_Aim_
Nothing in the records may be left out or altered; reproduce them all exactly.

_Dataset excerpts_
— BEGIN —

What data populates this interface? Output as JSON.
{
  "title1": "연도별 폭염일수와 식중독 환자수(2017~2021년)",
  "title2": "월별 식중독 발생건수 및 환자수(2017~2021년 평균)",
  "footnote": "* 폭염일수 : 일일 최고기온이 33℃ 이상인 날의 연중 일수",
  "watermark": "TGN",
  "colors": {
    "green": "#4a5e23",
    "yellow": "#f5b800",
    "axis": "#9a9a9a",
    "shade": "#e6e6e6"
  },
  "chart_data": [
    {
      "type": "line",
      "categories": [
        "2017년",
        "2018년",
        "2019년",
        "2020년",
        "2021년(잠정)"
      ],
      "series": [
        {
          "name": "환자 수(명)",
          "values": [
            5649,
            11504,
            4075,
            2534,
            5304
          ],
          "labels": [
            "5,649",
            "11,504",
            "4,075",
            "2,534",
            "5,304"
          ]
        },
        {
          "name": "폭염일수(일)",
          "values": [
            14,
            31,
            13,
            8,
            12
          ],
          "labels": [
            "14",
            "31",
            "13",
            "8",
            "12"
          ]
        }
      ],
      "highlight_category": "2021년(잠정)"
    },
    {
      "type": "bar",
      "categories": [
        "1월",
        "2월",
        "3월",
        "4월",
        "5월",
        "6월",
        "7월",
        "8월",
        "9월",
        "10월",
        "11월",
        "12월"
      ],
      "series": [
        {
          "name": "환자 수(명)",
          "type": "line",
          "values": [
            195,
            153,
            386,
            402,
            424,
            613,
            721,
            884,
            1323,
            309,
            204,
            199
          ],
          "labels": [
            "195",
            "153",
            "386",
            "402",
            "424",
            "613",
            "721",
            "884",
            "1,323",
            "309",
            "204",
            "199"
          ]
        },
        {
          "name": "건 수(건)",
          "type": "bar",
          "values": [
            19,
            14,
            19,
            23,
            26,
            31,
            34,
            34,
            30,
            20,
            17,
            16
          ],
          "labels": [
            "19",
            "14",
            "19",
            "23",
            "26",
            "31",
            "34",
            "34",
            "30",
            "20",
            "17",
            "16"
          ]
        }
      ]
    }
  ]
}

— END —

_Task solution_
What data populates this interface? Output as JSON.
{
  "title1": "연도별 폭염일수와 식중독 환자수(2017~2021년)",
  "title2": "월별 식중독 발생건수 및 환자수(2017~2021년 평균)",
  "footnote": "* 폭염일수 : 일일 최고기온이 33℃ 이상인 날의 연중 일수",
  "watermark": "TGN",
  "colors": {
    "green": "#4a5e23",
    "yellow": "#f5b800",
    "axis": "#9a9a9a",
    "shade": "#e6e6e6"
  },
  "chart_data": [
    {
      "type": "line",
      "categories": [
        "2017년",
        "2018년",
        "2019년",
        "2020년",
        "2021년(잠정)"
      ],
      "series": [
        {
          "name": "환자 수(명)",
          "values": [
            5649,
            11504,
            4075,
            2534,
            5304
          ],
          "labels": [
            "5,649",
            "11,504",
            "4,075",
            "2,534",
            "5,304"
          ]
        },
        {
          "name": "폭염일수(일)",
          "values": [
            14,
            31,
            13,
            8,
            12
          ],
          "labels": [
            "14",
            "31",
            "13",
            "8",
            "12"
          ]
        }
      ],
      "highlight_category": "2021년(잠정)"
    },
    {
      "type": "bar",
      "categories": [
        "1월",
        "2월",
        "3월",
        "4월",
        "5월",
        "6월",
        "7월",
        "8월",
        "9월",
        "10월",
        "11월",
        "12월"
      ],
      "series": [
        {
          "name": "환자 수(명)",
          "type": "line",
          "values": [
            195,
            153,
            386,
            402,
            424,
            613,
            721,
            884,
            1323,
            309,
            204,
            199
          ],
          "labels": [
            "195",
            "153",
            "386",
            "402",
            "424",
            "613",
            "721",
            "884",
            "1,323",
            "309",
            "204",
            "199"
          ]
        },
        {
          "name": "건 수(건)",
          "type": "bar",
          "values": [
            19,
            14,
            19,
            23,
            26,
            31,
            34,
            34,
            30,
            20,
            17,
            16
          ],
          "labels": [
            "19",
            "14",
            "19",
            "23",
            "26",
            "31",
            "34",
            "34",
            "30",
            "20",
            "17",
            "16"
          ]
        }
      ]
    }
  ]
}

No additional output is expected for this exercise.